**Collected data**
--- start ---
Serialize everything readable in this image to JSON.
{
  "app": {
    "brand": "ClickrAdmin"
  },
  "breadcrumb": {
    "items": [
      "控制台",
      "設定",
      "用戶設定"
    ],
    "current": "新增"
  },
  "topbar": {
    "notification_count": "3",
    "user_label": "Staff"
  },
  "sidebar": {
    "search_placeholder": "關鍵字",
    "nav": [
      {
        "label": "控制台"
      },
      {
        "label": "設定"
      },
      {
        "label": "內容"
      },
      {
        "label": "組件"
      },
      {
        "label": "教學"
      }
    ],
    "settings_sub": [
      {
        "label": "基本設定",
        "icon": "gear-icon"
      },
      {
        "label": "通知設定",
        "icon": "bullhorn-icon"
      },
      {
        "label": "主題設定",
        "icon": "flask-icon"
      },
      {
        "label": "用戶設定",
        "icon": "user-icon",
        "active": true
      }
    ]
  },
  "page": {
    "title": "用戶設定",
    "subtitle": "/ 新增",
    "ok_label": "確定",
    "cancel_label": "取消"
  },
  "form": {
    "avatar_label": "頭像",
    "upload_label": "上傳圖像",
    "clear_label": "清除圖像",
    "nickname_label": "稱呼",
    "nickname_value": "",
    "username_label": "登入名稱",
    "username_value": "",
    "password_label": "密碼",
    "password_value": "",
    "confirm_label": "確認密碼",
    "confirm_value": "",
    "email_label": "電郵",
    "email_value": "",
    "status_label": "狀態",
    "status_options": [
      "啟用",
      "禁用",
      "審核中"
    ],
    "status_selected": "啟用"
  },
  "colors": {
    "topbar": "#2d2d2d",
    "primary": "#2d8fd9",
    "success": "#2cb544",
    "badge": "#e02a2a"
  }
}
--- end ---
--- start ---
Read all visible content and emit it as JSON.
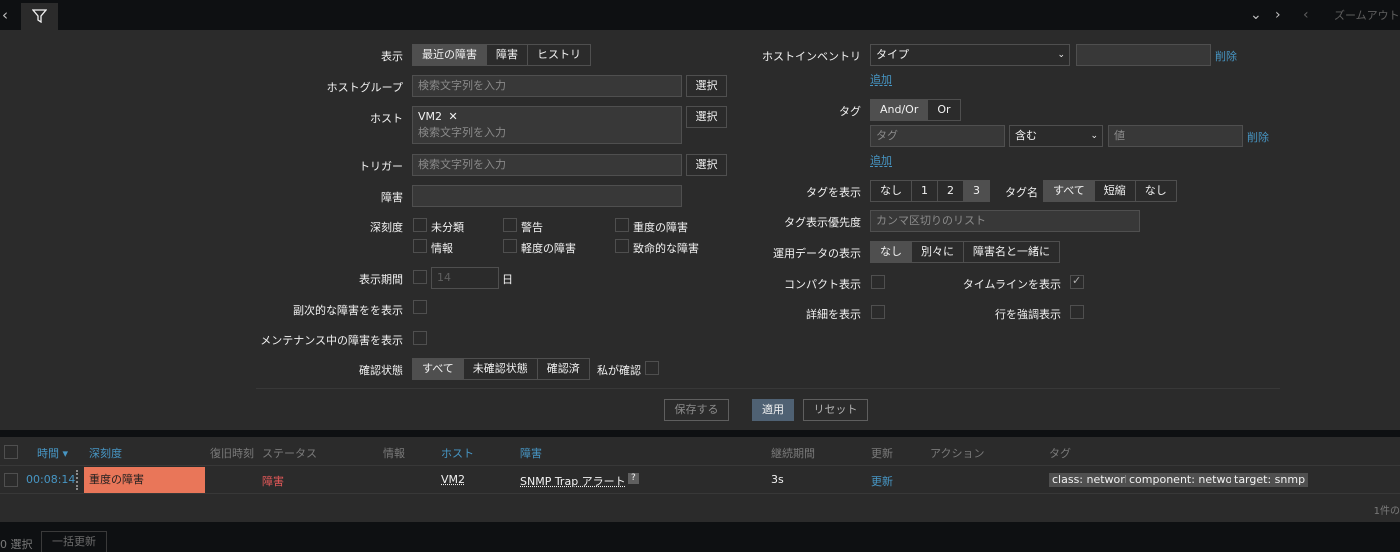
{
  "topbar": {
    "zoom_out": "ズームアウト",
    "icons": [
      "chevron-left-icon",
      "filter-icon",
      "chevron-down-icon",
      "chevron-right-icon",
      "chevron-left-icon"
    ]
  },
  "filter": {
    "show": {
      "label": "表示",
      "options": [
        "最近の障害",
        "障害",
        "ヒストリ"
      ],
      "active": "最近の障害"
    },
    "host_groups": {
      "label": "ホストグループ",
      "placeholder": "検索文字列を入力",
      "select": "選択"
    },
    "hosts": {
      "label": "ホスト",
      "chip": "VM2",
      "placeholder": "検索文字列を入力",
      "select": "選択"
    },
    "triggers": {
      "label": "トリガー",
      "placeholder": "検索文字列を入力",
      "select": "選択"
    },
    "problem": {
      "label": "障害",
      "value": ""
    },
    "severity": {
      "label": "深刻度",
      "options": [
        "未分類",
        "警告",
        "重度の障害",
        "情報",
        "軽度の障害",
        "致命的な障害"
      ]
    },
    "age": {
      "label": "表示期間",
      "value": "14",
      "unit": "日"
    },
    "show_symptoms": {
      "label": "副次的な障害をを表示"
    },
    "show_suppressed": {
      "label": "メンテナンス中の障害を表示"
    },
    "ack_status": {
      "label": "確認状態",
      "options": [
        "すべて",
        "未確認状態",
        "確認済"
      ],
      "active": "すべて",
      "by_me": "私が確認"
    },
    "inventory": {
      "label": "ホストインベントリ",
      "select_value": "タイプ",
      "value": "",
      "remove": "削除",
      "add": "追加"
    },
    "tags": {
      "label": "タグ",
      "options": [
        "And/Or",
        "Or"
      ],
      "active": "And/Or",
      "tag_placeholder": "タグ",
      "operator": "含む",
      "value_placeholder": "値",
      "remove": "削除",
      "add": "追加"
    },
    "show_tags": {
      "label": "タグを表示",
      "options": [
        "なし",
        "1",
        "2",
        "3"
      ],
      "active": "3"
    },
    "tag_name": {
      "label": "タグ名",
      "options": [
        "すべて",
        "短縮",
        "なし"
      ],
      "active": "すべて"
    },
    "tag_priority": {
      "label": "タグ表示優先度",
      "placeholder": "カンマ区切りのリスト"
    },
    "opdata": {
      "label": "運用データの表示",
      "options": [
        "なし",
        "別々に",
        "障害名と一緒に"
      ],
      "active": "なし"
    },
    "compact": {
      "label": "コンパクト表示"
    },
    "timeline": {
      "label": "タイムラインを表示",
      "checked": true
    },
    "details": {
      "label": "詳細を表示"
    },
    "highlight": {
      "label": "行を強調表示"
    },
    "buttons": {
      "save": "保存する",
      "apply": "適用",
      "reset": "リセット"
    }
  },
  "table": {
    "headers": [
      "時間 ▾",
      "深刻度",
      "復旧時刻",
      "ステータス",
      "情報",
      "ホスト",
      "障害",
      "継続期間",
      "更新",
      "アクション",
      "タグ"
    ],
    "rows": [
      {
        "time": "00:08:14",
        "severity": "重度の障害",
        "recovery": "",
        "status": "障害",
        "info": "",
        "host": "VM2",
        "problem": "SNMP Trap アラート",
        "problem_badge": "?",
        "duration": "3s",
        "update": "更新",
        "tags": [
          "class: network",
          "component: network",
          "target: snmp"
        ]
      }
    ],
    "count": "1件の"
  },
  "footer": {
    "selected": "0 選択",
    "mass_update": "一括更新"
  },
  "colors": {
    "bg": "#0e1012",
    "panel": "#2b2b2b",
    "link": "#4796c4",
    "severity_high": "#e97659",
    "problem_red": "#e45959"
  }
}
--- end ---
--- start ---
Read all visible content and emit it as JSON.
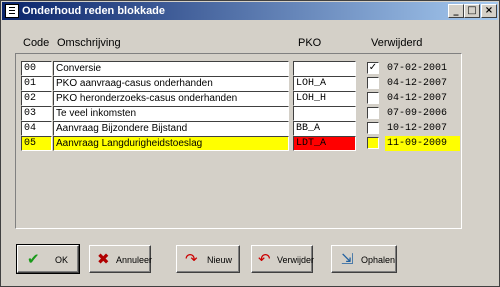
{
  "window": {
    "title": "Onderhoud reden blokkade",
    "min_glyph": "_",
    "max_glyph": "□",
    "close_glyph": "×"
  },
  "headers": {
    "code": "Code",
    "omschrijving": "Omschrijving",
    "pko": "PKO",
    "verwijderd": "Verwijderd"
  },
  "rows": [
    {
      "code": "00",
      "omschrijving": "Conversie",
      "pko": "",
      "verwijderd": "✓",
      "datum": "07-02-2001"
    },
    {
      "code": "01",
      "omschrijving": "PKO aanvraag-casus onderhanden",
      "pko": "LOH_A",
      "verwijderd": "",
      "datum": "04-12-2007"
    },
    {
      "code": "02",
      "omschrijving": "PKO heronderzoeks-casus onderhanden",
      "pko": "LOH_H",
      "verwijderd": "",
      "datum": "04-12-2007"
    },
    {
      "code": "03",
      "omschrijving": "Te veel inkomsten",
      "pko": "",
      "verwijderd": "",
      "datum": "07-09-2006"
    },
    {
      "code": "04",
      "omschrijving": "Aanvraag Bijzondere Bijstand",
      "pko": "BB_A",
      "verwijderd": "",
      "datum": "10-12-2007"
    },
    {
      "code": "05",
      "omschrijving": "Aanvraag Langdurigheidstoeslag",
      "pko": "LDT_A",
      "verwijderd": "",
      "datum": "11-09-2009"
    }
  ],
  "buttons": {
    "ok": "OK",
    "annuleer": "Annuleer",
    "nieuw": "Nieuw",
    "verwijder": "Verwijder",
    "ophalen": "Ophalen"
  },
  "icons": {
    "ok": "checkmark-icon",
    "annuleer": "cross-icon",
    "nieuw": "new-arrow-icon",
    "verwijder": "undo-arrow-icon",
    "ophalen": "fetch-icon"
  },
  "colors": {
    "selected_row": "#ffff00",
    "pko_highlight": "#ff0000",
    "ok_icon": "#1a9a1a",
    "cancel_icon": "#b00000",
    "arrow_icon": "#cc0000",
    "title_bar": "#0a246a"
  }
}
--- end ---
**Instructions for the task**
Provide the count, and nothing else, of lines in the data above where the word "onderhanden" occurs.

**The answer**
2